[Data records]
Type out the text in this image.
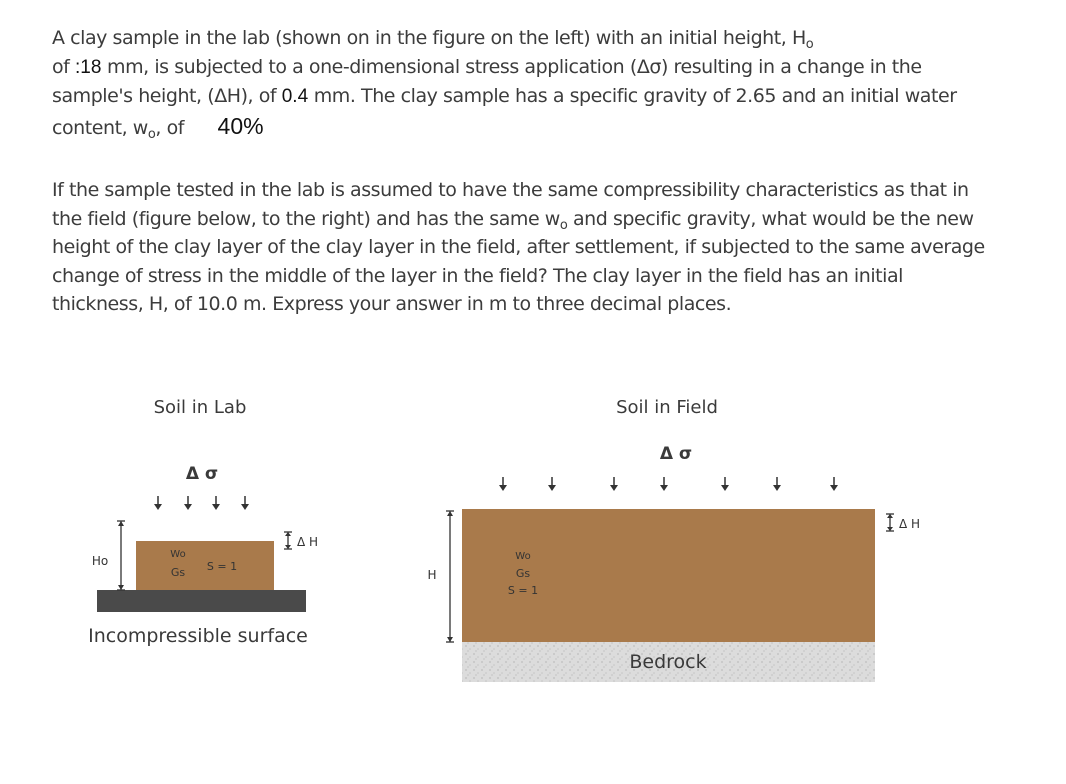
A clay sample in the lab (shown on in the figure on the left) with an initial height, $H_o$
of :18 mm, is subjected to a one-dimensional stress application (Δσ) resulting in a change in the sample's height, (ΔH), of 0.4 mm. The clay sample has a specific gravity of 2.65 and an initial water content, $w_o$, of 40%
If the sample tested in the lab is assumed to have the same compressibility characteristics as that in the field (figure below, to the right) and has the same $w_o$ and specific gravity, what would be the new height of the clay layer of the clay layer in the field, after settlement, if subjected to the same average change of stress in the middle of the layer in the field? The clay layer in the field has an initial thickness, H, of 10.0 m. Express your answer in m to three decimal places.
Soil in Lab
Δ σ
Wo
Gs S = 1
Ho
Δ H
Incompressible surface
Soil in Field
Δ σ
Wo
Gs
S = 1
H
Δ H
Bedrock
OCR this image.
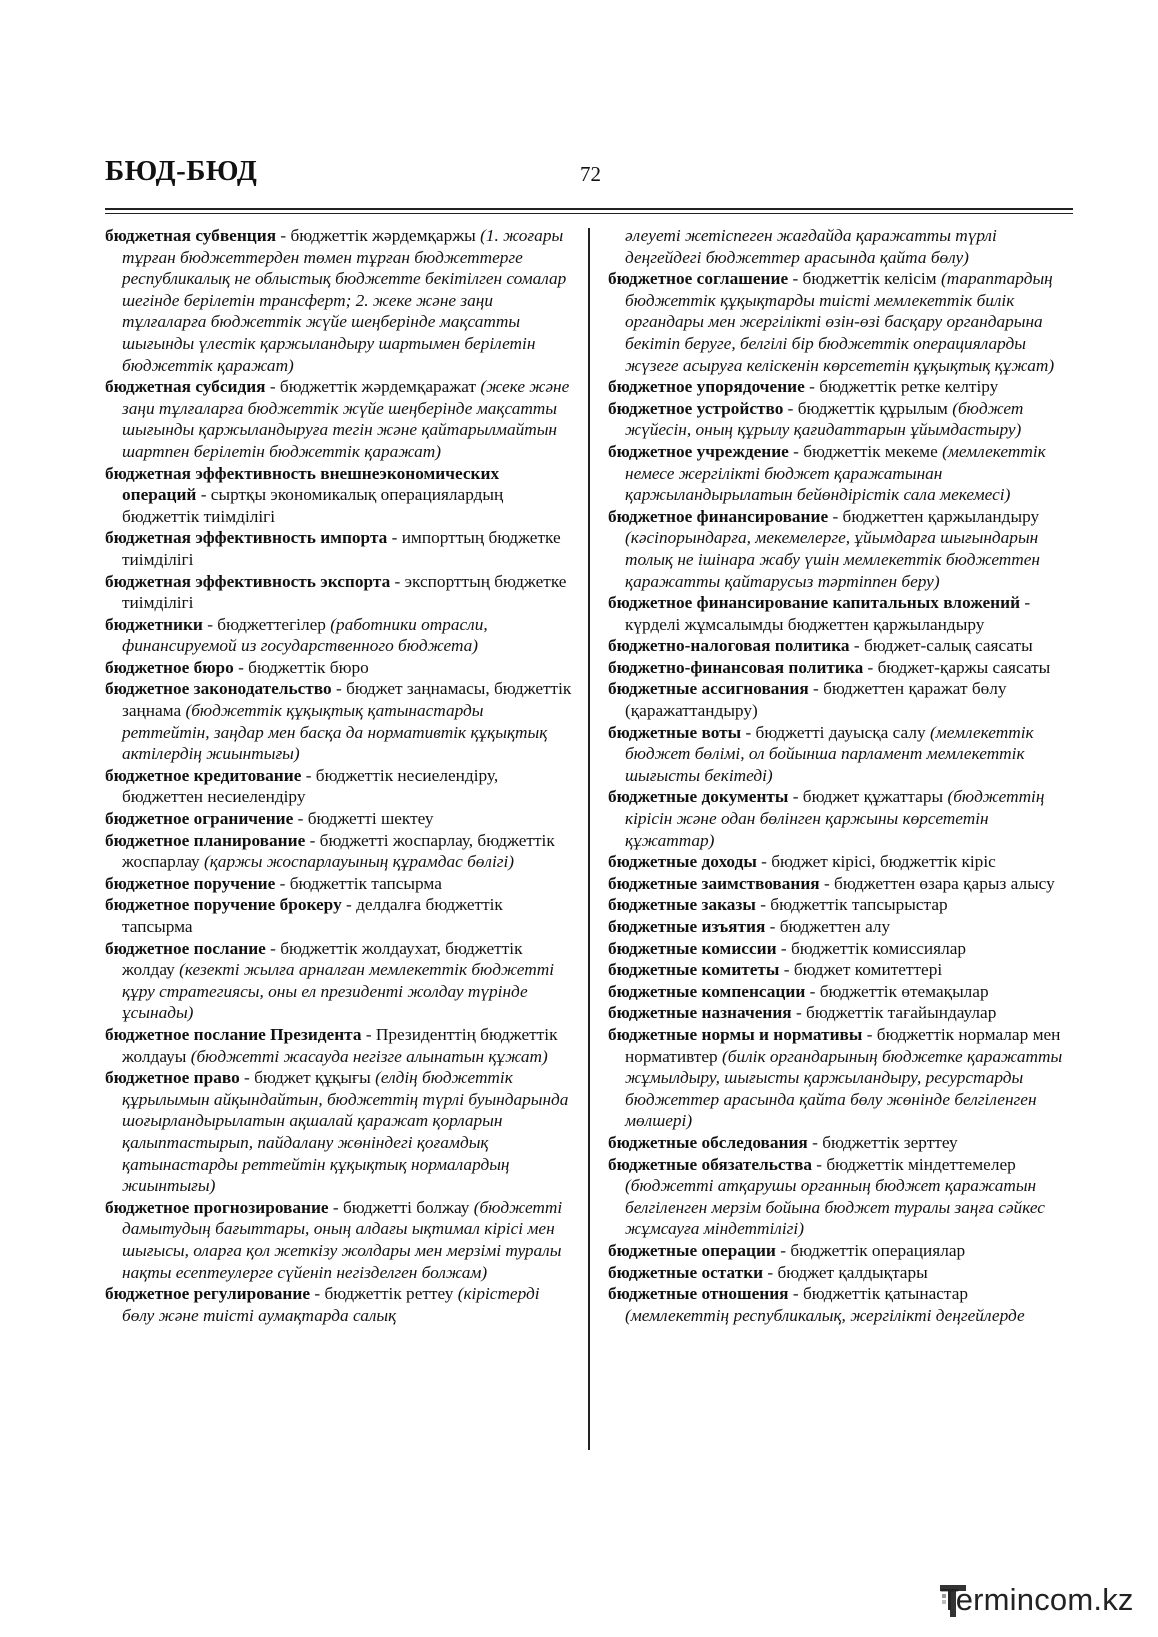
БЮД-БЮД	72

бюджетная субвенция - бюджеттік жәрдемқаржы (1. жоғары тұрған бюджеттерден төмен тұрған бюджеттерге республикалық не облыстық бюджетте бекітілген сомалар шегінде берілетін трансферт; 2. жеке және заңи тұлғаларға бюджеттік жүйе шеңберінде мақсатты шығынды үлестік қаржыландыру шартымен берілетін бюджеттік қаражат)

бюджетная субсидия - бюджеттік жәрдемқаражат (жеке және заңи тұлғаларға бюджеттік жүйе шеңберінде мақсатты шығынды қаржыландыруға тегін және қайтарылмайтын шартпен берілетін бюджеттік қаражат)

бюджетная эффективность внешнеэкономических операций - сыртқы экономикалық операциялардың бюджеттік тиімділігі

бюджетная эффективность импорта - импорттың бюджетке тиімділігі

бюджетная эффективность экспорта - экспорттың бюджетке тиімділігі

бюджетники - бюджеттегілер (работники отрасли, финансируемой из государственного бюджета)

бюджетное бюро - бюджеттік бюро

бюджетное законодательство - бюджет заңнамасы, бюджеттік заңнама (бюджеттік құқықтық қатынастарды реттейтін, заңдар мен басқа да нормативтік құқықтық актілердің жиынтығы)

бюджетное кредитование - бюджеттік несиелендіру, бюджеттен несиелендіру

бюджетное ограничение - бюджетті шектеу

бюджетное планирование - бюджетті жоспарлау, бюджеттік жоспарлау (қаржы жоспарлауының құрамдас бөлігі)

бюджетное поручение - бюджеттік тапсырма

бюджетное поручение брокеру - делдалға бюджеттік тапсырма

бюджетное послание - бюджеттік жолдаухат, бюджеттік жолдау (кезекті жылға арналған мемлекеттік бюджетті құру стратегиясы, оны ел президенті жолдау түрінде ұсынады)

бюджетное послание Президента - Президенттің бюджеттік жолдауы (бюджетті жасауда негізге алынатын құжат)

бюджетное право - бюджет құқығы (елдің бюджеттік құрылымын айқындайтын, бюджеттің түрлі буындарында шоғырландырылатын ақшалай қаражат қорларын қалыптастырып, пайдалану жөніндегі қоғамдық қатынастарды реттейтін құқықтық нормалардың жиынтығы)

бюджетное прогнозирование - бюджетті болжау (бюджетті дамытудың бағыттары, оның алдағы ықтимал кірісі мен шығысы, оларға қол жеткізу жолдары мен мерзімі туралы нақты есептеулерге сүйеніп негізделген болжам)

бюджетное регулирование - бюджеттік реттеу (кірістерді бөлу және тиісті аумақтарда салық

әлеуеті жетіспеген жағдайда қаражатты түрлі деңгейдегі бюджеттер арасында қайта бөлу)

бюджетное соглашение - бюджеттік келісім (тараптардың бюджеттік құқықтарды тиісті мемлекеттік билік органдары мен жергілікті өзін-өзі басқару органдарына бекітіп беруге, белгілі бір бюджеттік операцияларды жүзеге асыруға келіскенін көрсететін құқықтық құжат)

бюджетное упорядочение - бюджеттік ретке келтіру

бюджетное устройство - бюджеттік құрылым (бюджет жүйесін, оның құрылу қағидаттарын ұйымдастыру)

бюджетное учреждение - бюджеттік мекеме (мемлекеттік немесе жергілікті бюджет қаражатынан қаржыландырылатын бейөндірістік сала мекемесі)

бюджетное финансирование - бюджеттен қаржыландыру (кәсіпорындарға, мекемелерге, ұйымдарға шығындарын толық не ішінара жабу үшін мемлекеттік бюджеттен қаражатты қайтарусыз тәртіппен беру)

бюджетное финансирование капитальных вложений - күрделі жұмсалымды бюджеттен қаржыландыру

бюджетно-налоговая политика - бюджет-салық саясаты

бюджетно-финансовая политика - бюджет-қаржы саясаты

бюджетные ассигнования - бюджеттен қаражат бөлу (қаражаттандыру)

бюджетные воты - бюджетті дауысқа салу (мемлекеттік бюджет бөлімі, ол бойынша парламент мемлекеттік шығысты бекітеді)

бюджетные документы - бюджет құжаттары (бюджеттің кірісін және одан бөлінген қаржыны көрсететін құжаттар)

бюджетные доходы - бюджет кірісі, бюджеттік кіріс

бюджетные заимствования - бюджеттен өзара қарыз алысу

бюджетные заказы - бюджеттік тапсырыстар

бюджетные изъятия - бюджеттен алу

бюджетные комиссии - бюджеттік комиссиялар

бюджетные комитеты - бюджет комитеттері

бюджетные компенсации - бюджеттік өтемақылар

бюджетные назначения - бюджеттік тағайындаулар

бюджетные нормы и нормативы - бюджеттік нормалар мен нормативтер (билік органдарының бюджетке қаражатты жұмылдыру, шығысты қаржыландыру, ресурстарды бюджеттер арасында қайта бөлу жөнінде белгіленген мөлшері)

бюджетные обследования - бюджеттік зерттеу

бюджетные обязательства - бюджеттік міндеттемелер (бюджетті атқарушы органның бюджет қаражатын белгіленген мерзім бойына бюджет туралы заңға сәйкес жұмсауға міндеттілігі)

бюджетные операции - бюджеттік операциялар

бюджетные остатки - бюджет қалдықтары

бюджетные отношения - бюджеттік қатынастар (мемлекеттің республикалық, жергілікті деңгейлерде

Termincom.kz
...
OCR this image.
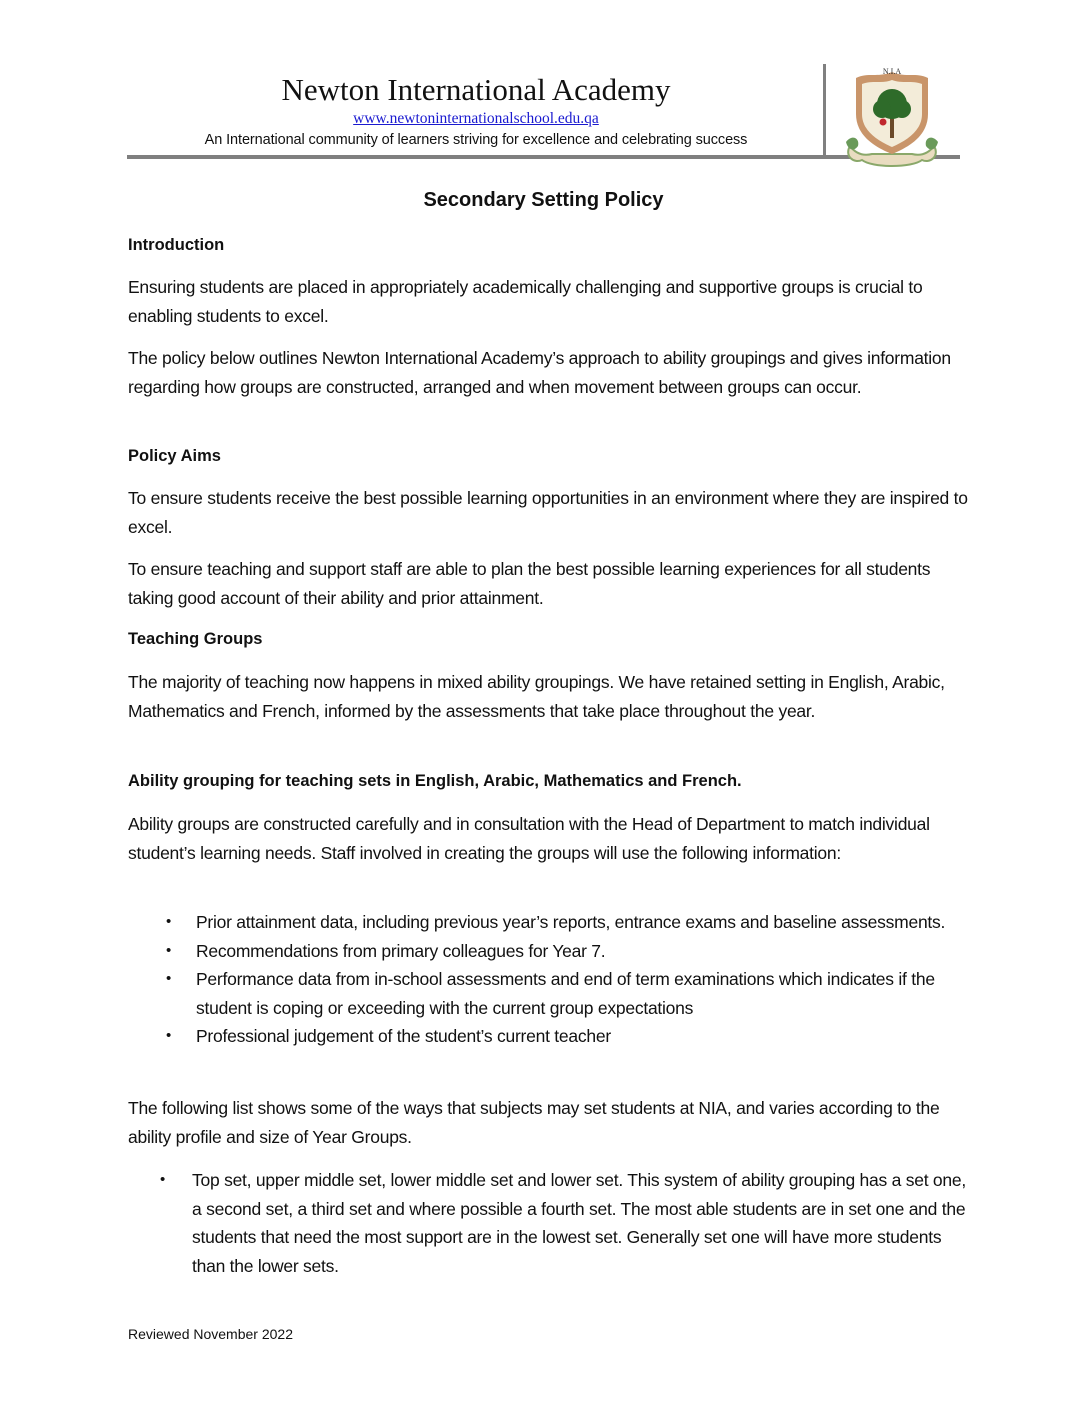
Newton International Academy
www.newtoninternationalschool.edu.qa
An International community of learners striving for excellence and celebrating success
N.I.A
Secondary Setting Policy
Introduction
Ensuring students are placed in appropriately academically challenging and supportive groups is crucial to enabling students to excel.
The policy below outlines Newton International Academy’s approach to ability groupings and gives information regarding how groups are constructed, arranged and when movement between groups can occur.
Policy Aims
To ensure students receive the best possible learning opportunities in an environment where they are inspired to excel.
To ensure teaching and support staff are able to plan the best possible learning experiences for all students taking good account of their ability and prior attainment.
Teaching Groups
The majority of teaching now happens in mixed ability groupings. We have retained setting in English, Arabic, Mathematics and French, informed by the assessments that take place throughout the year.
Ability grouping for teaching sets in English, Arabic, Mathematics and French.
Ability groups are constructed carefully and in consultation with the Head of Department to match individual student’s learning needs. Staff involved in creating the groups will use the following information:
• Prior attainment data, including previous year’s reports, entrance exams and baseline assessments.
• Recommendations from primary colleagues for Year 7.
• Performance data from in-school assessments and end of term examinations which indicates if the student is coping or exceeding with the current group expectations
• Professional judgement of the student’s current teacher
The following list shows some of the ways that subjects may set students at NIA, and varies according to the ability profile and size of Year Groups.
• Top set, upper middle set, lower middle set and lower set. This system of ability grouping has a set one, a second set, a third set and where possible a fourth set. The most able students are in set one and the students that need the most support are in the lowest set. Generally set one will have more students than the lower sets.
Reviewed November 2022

STATED PROBLEM:
Every line containing the string "learning" must be listed.

SOLUTION TO THIS TASK:
To ensure students receive the best possible learning opportunities in an environment where they are inspired to excel.
To ensure teaching and support staff are able to plan the best possible learning experiences for all students taking good account of their ability and prior attainment.
Ability groups are constructed carefully and in consultation with the Head of Department to match individual student’s learning needs. Staff involved in creating the groups will use the following information:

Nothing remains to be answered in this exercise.